→ EXERCISE INSTRUCTIONS: Every record below should be transcribed exactly. Omit the images.

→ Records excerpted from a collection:
'''

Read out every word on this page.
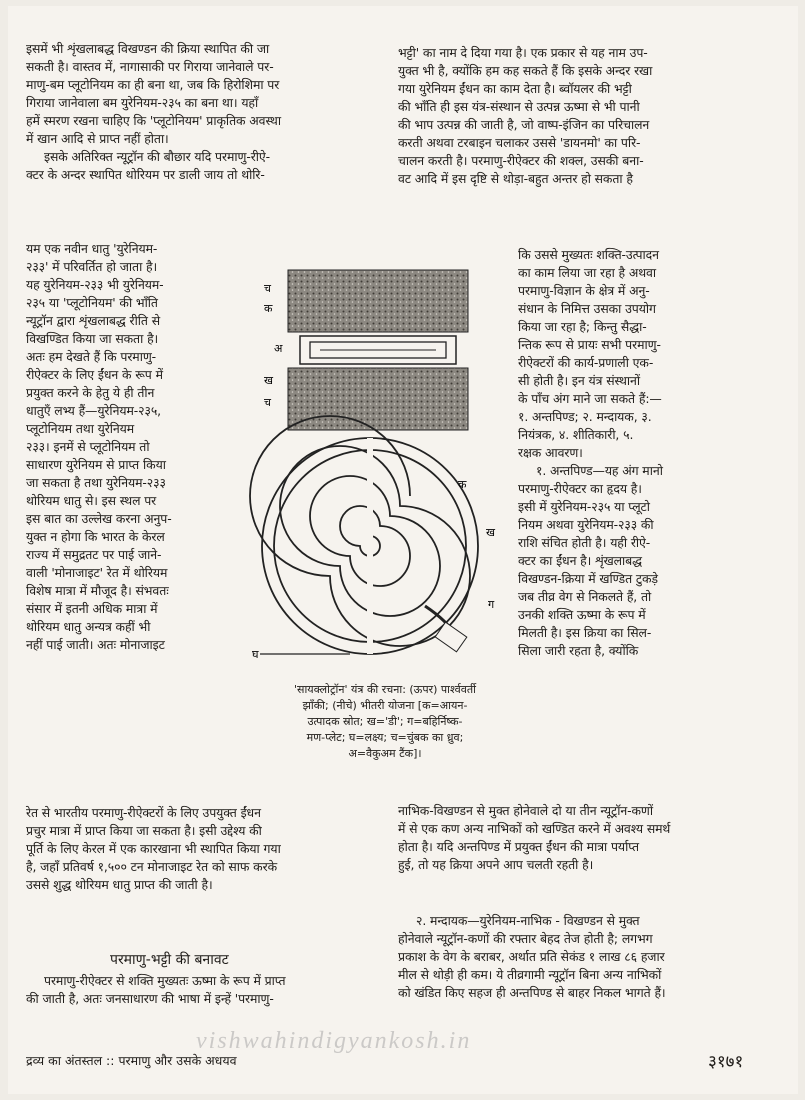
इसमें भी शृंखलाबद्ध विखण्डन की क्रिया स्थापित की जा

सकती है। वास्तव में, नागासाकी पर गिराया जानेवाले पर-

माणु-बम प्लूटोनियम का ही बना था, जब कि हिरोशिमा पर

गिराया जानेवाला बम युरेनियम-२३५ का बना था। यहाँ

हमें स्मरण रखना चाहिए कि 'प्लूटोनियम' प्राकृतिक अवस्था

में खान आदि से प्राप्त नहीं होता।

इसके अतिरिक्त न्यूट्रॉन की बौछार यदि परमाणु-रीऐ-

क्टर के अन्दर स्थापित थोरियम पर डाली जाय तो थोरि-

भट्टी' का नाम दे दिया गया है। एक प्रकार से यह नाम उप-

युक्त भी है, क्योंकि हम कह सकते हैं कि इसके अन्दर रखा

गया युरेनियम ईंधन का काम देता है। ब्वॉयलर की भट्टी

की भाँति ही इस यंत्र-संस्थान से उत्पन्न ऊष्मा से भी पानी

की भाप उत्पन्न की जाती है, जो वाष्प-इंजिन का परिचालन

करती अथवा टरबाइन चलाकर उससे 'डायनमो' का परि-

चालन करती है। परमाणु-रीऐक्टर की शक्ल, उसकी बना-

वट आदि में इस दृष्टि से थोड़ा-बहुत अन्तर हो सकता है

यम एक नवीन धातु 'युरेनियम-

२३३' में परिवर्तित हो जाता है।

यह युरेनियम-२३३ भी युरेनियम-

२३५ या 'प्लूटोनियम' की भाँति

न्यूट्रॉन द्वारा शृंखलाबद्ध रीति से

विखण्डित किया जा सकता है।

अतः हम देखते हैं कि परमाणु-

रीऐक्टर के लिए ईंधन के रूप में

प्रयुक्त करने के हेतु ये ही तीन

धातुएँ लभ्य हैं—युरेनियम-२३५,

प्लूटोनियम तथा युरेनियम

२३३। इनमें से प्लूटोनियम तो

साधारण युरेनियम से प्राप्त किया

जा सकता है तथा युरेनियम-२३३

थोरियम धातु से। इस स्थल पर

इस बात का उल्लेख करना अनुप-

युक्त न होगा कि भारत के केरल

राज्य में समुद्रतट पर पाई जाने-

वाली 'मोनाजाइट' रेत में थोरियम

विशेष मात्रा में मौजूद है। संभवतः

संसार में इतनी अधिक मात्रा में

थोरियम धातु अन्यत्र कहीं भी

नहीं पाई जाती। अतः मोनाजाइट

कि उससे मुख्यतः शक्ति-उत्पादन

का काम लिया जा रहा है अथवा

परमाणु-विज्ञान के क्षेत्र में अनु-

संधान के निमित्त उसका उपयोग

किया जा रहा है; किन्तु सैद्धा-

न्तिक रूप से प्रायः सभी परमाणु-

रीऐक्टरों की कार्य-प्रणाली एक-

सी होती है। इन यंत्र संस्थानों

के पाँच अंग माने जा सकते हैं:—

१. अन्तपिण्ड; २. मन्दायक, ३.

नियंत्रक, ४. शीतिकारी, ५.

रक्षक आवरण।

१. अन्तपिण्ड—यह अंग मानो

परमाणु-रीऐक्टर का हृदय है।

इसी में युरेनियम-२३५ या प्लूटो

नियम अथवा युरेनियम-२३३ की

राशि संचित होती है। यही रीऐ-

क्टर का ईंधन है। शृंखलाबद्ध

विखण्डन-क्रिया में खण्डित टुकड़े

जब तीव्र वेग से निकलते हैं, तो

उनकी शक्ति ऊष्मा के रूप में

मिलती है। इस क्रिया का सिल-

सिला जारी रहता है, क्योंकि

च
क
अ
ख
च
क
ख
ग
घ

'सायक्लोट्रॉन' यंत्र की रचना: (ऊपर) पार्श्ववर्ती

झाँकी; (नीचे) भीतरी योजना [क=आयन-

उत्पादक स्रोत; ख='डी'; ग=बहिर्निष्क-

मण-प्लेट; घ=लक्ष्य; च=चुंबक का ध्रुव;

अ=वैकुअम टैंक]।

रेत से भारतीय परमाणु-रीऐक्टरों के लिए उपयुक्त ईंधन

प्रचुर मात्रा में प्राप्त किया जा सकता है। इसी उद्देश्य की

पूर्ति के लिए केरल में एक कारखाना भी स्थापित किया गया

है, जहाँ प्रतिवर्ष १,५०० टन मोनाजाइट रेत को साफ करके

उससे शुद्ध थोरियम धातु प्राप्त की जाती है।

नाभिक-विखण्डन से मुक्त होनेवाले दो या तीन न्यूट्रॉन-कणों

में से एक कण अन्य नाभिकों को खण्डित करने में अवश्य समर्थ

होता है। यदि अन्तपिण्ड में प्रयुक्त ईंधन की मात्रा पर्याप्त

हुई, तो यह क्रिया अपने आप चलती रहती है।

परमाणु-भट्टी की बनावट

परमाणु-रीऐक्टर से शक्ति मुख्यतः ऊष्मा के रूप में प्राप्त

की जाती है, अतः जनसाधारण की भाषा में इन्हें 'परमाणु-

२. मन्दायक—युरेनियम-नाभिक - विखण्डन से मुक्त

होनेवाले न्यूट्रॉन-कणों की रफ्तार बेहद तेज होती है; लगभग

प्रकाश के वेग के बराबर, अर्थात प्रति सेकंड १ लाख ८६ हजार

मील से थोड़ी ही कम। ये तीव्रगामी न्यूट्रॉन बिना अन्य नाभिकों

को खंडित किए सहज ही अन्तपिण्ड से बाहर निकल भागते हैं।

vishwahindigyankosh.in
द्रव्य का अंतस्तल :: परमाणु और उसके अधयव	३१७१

'''

→ WRITTEN ANSWER:
Read out every word on this page.
इसमें भी शृंखलाबद्ध विखण्डन की क्रिया स्थापित की जा

सकती है। वास्तव में, नागासाकी पर गिराया जानेवाले पर-

माणु-बम प्लूटोनियम का ही बना था, जब कि हिरोशिमा पर

गिराया जानेवाला बम युरेनियम-२३५ का बना था। यहाँ

हमें स्मरण रखना चाहिए कि 'प्लूटोनियम' प्राकृतिक अवस्था

में खान आदि से प्राप्त नहीं होता।

इसके अतिरिक्त न्यूट्रॉन की बौछार यदि परमाणु-रीऐ-

क्टर के अन्दर स्थापित थोरियम पर डाली जाय तो थोरि-

भट्टी' का नाम दे दिया गया है। एक प्रकार से यह नाम उप-

युक्त भी है, क्योंकि हम कह सकते हैं कि इसके अन्दर रखा

गया युरेनियम ईंधन का काम देता है। ब्वॉयलर की भट्टी

की भाँति ही इस यंत्र-संस्थान से उत्पन्न ऊष्मा से भी पानी

की भाप उत्पन्न की जाती है, जो वाष्प-इंजिन का परिचालन

करती अथवा टरबाइन चलाकर उससे 'डायनमो' का परि-

चालन करती है। परमाणु-रीऐक्टर की शक्ल, उसकी बना-

वट आदि में इस दृष्टि से थोड़ा-बहुत अन्तर हो सकता है

यम एक नवीन धातु 'युरेनियम-

२३३' में परिवर्तित हो जाता है।

यह युरेनियम-२३३ भी युरेनियम-

२३५ या 'प्लूटोनियम' की भाँति

न्यूट्रॉन द्वारा शृंखलाबद्ध रीति से

विखण्डित किया जा सकता है।

अतः हम देखते हैं कि परमाणु-

रीऐक्टर के लिए ईंधन के रूप में

प्रयुक्त करने के हेतु ये ही तीन

धातुएँ लभ्य हैं—युरेनियम-२३५,

प्लूटोनियम तथा युरेनियम

२३३। इनमें से प्लूटोनियम तो

साधारण युरेनियम से प्राप्त किया

जा सकता है तथा युरेनियम-२३३

थोरियम धातु से। इस स्थल पर

इस बात का उल्लेख करना अनुप-

युक्त न होगा कि भारत के केरल

राज्य में समुद्रतट पर पाई जाने-

वाली 'मोनाजाइट' रेत में थोरियम

विशेष मात्रा में मौजूद है। संभवतः

संसार में इतनी अधिक मात्रा में

थोरियम धातु अन्यत्र कहीं भी

नहीं पाई जाती। अतः मोनाजाइट

कि उससे मुख्यतः शक्ति-उत्पादन

का काम लिया जा रहा है अथवा

परमाणु-विज्ञान के क्षेत्र में अनु-

संधान के निमित्त उसका उपयोग

किया जा रहा है; किन्तु सैद्धा-

न्तिक रूप से प्रायः सभी परमाणु-

रीऐक्टरों की कार्य-प्रणाली एक-

सी होती है। इन यंत्र संस्थानों

के पाँच अंग माने जा सकते हैं:—

१. अन्तपिण्ड; २. मन्दायक, ३.

नियंत्रक, ४. शीतिकारी, ५.

रक्षक आवरण।

१. अन्तपिण्ड—यह अंग मानो

परमाणु-रीऐक्टर का हृदय है।

इसी में युरेनियम-२३५ या प्लूटो

नियम अथवा युरेनियम-२३३ की

राशि संचित होती है। यही रीऐ-

क्टर का ईंधन है। शृंखलाबद्ध

विखण्डन-क्रिया में खण्डित टुकड़े

जब तीव्र वेग से निकलते हैं, तो

उनकी शक्ति ऊष्मा के रूप में

मिलती है। इस क्रिया का सिल-

सिला जारी रहता है, क्योंकि

च
क
अ
ख
च
क
ख
ग
घ

'सायक्लोट्रॉन' यंत्र की रचना: (ऊपर) पार्श्ववर्ती

झाँकी; (नीचे) भीतरी योजना [क=आयन-

उत्पादक स्रोत; ख='डी'; ग=बहिर्निष्क-

मण-प्लेट; घ=लक्ष्य; च=चुंबक का ध्रुव;

अ=वैकुअम टैंक]।

रेत से भारतीय परमाणु-रीऐक्टरों के लिए उपयुक्त ईंधन

प्रचुर मात्रा में प्राप्त किया जा सकता है। इसी उद्देश्य की

पूर्ति के लिए केरल में एक कारखाना भी स्थापित किया गया

है, जहाँ प्रतिवर्ष १,५०० टन मोनाजाइट रेत को साफ करके

उससे शुद्ध थोरियम धातु प्राप्त की जाती है।

नाभिक-विखण्डन से मुक्त होनेवाले दो या तीन न्यूट्रॉन-कणों

में से एक कण अन्य नाभिकों को खण्डित करने में अवश्य समर्थ

होता है। यदि अन्तपिण्ड में प्रयुक्त ईंधन की मात्रा पर्याप्त

हुई, तो यह क्रिया अपने आप चलती रहती है।

परमाणु-भट्टी की बनावट

परमाणु-रीऐक्टर से शक्ति मुख्यतः ऊष्मा के रूप में प्राप्त

की जाती है, अतः जनसाधारण की भाषा में इन्हें 'परमाणु-

२. मन्दायक—युरेनियम-नाभिक - विखण्डन से मुक्त

होनेवाले न्यूट्रॉन-कणों की रफ्तार बेहद तेज होती है; लगभग

प्रकाश के वेग के बराबर, अर्थात प्रति सेकंड १ लाख ८६ हजार

मील से थोड़ी ही कम। ये तीव्रगामी न्यूट्रॉन बिना अन्य नाभिकों

को खंडित किए सहज ही अन्तपिण्ड से बाहर निकल भागते हैं।

vishwahindigyankosh.in
द्रव्य का अंतस्तल :: परमाणु और उसके अधयव	३१७१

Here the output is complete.